Whence do these principles draw their indubitability? Even if we grant
that it is contrary to natural reason that an effect can have greater
'reality' than its cause, that the concepts of modes and substances are
coherent with Descartes' method, let alone possess the properties that he
ascribes to them, then surely we can still bring the malign demon into
play? Is it not possible that this all- powerful demon could bring it
about that Descartes has a notion of a being with all possible perfections
that he calls God? No, says Descartes, because the notion (representing
something perfect) would then have more objective reality than the demon
(as something evil and thus imperfect) has formal reality, and 'it is
manifest by the natural light' that this is not possible. But why not?
Maybe the demon has just made it seem impossible, and it seems that
Descartes has no answer to this.

Further problems remain. Cosmological arguments for God invoking the
notion of causation have always had to contend with the problem of the
cause of God. For if all events (or ideas) are caused ultimately by God,
then what about God Himself? Why should He be exempt from this rule? The
standard response to this is to claim that God, being omnipotent, causes
Himself. One of the chief perfections that Descartes attributes to God is
that of 'self-existence', that is, that His existence depends on nothing
else but itself. But if we examine this idea, it seems a little confused.

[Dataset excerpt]
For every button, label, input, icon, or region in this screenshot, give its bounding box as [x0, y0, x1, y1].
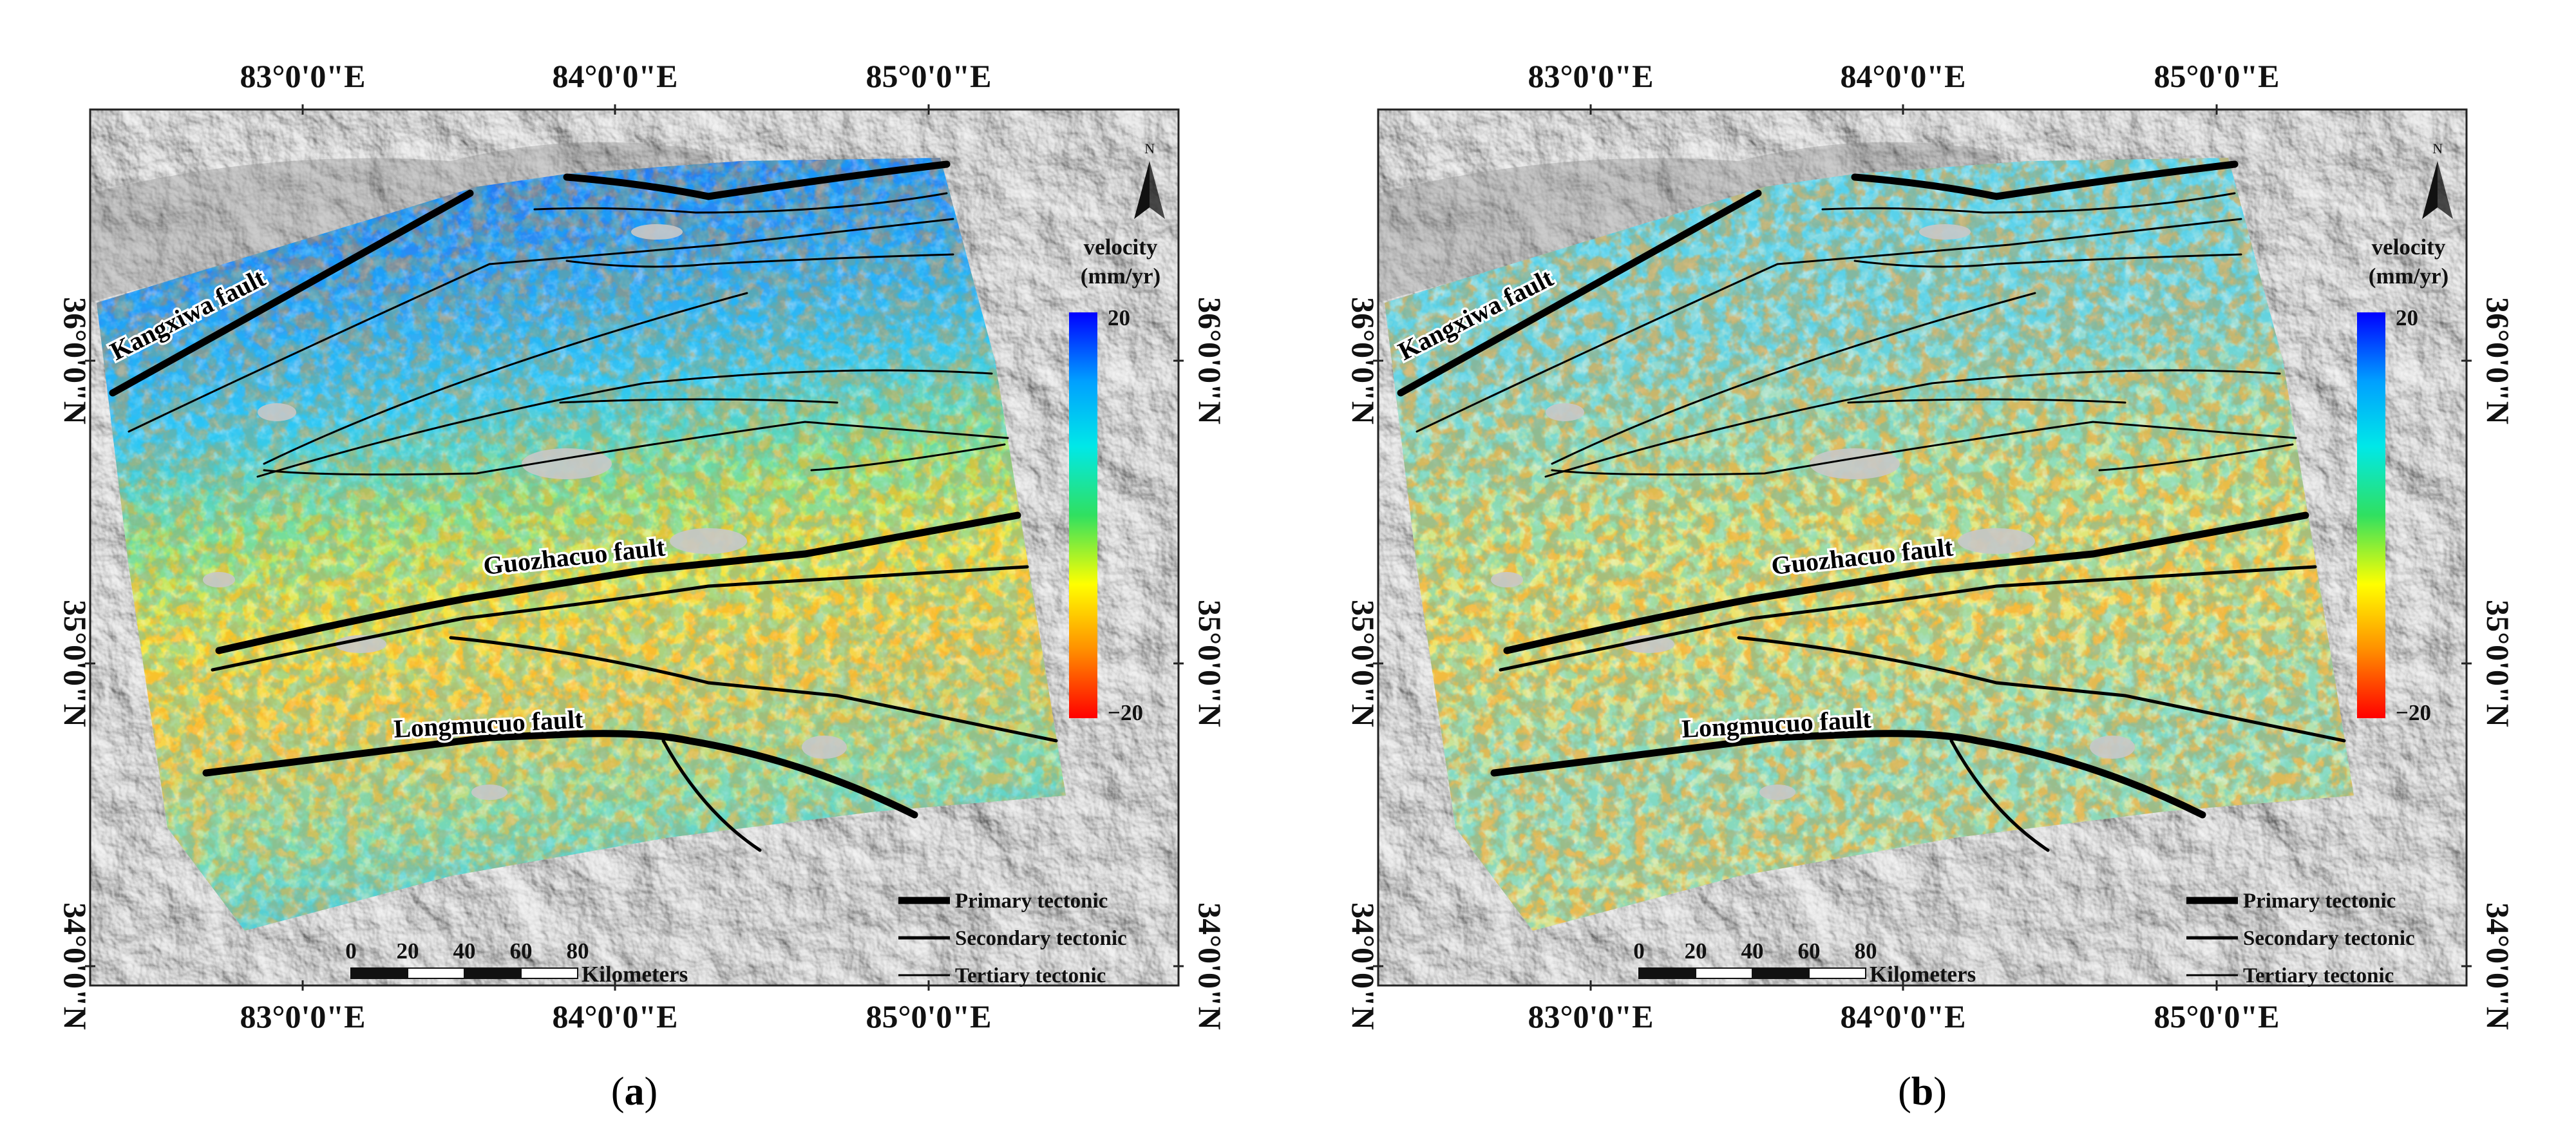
scale-tick-label: 40 [1741, 938, 1764, 964]
bottom-lon-tick-label: 85°0'0"E [866, 998, 992, 1034]
scale-tick-label: 20 [397, 938, 419, 964]
scale-tick-label: 80 [567, 938, 589, 964]
scale-tick-label: 0 [345, 938, 357, 964]
right-lat-tick-label: 36°0'0"N [2480, 297, 2516, 424]
fault-legend: Primary tectonic Secondary tectonic Tertia… [2186, 890, 2415, 987]
left-lat-tick-label: 34°0'0"N [57, 902, 93, 1030]
colorbar-min-label: −20 [2396, 700, 2431, 725]
scale-tick-label: 0 [1633, 938, 1645, 964]
legend-entry: Primary tectonic [955, 890, 1108, 913]
top-lon-tick-label: 84°0'0"E [553, 58, 678, 94]
right-lat-tick-label: 35°0'0"N [2480, 600, 2516, 727]
right-lat-tick-label: 35°0'0"N [1192, 600, 1228, 727]
top-lon-tick-label: 83°0'0"E [1528, 58, 1654, 94]
panel-caption-letter: b [1911, 1070, 1933, 1114]
map-frame [1377, 108, 2468, 987]
scale-tick-label: 60 [510, 938, 533, 964]
map-frame [89, 108, 1180, 987]
north-arrow-icon: N [2422, 140, 2453, 219]
legend-entry: Tertiary tectonic [955, 964, 1106, 987]
colorbar-title-line2: (mm/yr) [2369, 263, 2448, 289]
fault-lines [109, 160, 1058, 852]
left-lat-tick-label: 34°0'0"N [1345, 902, 1381, 1030]
panel-caption: (b) [1898, 1070, 1947, 1114]
top-lon-tick-label: 85°0'0"E [2154, 58, 2280, 94]
colorbar-max-label: 20 [2396, 305, 2418, 330]
north-label: N [2432, 140, 2443, 157]
colorbar-title-line1: velocity [2372, 234, 2446, 260]
legend-entry: Secondary tectonic [955, 927, 1127, 950]
bottom-lon-tick-label: 83°0'0"E [1528, 998, 1654, 1034]
panel-caption-letter: a [625, 1070, 645, 1114]
left-lat-tick-label: 36°0'0"N [1345, 297, 1381, 424]
scale-tick-label: 80 [1855, 938, 1877, 964]
bottom-lon-tick-label: 84°0'0"E [553, 998, 678, 1034]
top-lon-tick-label: 85°0'0"E [866, 58, 992, 94]
fault-legend: Primary tectonic Secondary tectonic Tertia… [898, 890, 1127, 987]
graticule-labels: 83°0'0"E 83°0'0"E 84°0'0"E 84°0'0"E 85°0'0"E… [1345, 58, 2516, 1034]
colorbar-title-line1: velocity [1084, 234, 1158, 260]
legend-entry: Secondary tectonic [2243, 927, 2415, 950]
top-lon-tick-label: 84°0'0"E [1841, 58, 1966, 94]
scale-unit-label: Kilometers [1870, 962, 1976, 987]
colorbar-title-line2: (mm/yr) [1081, 263, 1160, 289]
right-lat-tick-label: 36°0'0"N [1192, 297, 1228, 424]
right-lat-tick-label: 34°0'0"N [1192, 902, 1228, 1030]
fault-lines [1397, 160, 2346, 852]
right-lat-tick-label: 34°0'0"N [2480, 902, 2516, 1030]
colorbar-min-label: −20 [1108, 700, 1143, 725]
legend-entry: Tertiary tectonic [2243, 964, 2394, 987]
velocity-field [1385, 158, 2354, 931]
scale-tick-label: 40 [453, 938, 476, 964]
scale-tick-label: 20 [1685, 938, 1707, 964]
top-lon-tick-label: 83°0'0"E [240, 58, 366, 94]
colorbar-ramp [2357, 312, 2385, 718]
bottom-lon-tick-label: 83°0'0"E [240, 998, 366, 1034]
bottom-lon-tick-label: 85°0'0"E [2154, 998, 2280, 1034]
panel-caption: (a) [611, 1070, 658, 1114]
bottom-lon-tick-label: 84°0'0"E [1841, 998, 1966, 1034]
velocity-field [97, 158, 1066, 931]
left-lat-tick-label: 36°0'0"N [57, 297, 93, 424]
left-lat-tick-label: 35°0'0"N [57, 600, 93, 727]
colorbar: velocity (mm/yr) 20 −20 [2357, 234, 2448, 725]
colorbar-ramp [1069, 312, 1097, 718]
scale-tick-label: 60 [1798, 938, 1821, 964]
graticule-labels: 83°0'0"E 83°0'0"E 84°0'0"E 84°0'0"E 85°0'0"E… [57, 58, 1228, 1034]
colorbar: velocity (mm/yr) 20 −20 [1069, 234, 1160, 725]
north-label: N [1144, 140, 1155, 157]
left-lat-tick-label: 35°0'0"N [1345, 600, 1381, 727]
scale-unit-label: Kilometers [582, 962, 688, 987]
north-arrow-icon: N [1134, 140, 1165, 219]
colorbar-max-label: 20 [1108, 305, 1130, 330]
legend-entry: Primary tectonic [2243, 890, 2396, 913]
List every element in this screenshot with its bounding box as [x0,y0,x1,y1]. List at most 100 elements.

[Work instructions]
A - Answer these from the passage on Descartes:
(i) According to Descartes, the notion of God would have more objective reality than what?
(ii) What is the standard response to the problem of the cause of God?
(iii) What does 'self-existence' mean as a perfection Descartes attributes to God?
B - Extend the passage on Descartes beyond its final sentence.

[Answers for the exercise]
A -
(i) It would have more objective reality than the demon has formal reality.
(ii) The standard response is that God, being omnipotent, causes Himself.
(iii) It means that His existence depends on nothing else but itself.

B -
If God is the efficient cause of God then we are forced to ask how
something that does not yet exist can cause anything. If God is the formal
cause of God, i.e. it is part of the intrinsic nature of God that he
exists - which seems more likely - then it seems that we have merely a
reformulation of the ontological argument for God's existence from
Meditation 5.

It seems that Descartes may have anticipated the wealth of criticism that
the causal proof of God would inspire, and so, after explaining how human
error and a benevolent, non-deceiving God are compatible in Meditation
Four,  he produced in Meditation Five a version of the mediaeval
ontological argument for God's existence. Unlike the causal argument, the
ontological argument doesn't involve the covert import of any new
principles. It simply purports to show that, from an analysis of his own
idea of God, Descartes can show that He necessarily exists. The reasoning
goes like this:

I have ideas of things which have true and immutable natures. If I
perceive clearly and distinctly that a property belongs to an idea's true
and immutable nature, then it does actually belong to that nature. I
perceive clearly and distinctly that God's true and  mmutable nature is
that of a being with all perfections. Further, I perceive clearly and
distinctly that existence is a perfection and non-existence a non-
perfection. Thus existence belongs to God's true and immutable nature. God
exists.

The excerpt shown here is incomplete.